> **EXERCISE INSTRUCTIONS**
Search the data for the word "عليه" and copy every line that contains it.
-------- DATA PROVIDED --------
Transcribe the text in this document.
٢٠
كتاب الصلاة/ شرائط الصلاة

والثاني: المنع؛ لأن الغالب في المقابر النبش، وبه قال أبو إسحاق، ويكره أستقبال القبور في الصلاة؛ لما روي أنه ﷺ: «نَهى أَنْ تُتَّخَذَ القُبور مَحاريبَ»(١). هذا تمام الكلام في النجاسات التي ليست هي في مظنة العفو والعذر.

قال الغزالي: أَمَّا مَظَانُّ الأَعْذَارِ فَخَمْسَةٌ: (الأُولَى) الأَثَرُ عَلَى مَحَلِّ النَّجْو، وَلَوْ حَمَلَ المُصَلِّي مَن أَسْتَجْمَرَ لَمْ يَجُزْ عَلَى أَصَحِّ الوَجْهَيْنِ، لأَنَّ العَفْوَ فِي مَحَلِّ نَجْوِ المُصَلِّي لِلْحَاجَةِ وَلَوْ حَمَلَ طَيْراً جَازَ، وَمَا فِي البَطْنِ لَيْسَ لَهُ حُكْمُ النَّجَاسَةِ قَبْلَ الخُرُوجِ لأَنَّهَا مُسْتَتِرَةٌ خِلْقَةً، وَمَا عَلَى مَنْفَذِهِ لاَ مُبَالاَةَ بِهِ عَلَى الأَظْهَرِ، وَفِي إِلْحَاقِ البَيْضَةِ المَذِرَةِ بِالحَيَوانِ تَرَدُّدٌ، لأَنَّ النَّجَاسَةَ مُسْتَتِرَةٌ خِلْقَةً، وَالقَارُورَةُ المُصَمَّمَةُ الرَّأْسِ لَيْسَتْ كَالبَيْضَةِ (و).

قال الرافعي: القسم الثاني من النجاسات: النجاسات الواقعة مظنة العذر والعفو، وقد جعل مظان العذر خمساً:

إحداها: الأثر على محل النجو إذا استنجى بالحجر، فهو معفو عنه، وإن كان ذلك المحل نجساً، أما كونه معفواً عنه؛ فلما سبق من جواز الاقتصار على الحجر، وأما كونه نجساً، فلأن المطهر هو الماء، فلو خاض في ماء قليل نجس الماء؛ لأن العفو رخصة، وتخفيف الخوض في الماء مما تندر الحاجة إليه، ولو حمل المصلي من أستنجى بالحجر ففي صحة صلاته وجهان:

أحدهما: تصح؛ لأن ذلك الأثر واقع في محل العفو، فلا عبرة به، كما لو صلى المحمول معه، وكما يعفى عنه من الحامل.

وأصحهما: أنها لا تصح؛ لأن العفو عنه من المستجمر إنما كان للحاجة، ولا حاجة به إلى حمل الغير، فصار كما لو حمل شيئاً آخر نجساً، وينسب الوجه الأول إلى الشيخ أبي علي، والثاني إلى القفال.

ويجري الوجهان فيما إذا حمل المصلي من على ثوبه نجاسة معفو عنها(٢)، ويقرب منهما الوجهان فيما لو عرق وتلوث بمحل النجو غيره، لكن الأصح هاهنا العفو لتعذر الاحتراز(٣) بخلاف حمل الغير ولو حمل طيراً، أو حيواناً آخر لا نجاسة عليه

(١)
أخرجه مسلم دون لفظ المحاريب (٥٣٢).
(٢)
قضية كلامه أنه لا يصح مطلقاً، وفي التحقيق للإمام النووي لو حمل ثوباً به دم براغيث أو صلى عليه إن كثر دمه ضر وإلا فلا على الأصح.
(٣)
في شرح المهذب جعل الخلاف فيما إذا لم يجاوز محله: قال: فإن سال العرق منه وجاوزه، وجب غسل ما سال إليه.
--------
> **TASK ANSWER**
ويجري الوجهان فيما إذا حمل المصلي من على ثوبه نجاسة معفو عنها(٢)، ويقرب منهما الوجهان فيما لو عرق وتلوث بمحل النجو غيره، لكن الأصح هاهنا العفو لتعذر الاحتراز(٣) بخلاف حمل الغير ولو حمل طيراً، أو حيواناً آخر لا نجاسة عليه
قضية كلامه أنه لا يصح مطلقاً، وفي التحقيق للإمام النووي لو حمل ثوباً به دم براغيث أو صلى عليه إن كثر دمه ضر وإلا فلا على الأصح.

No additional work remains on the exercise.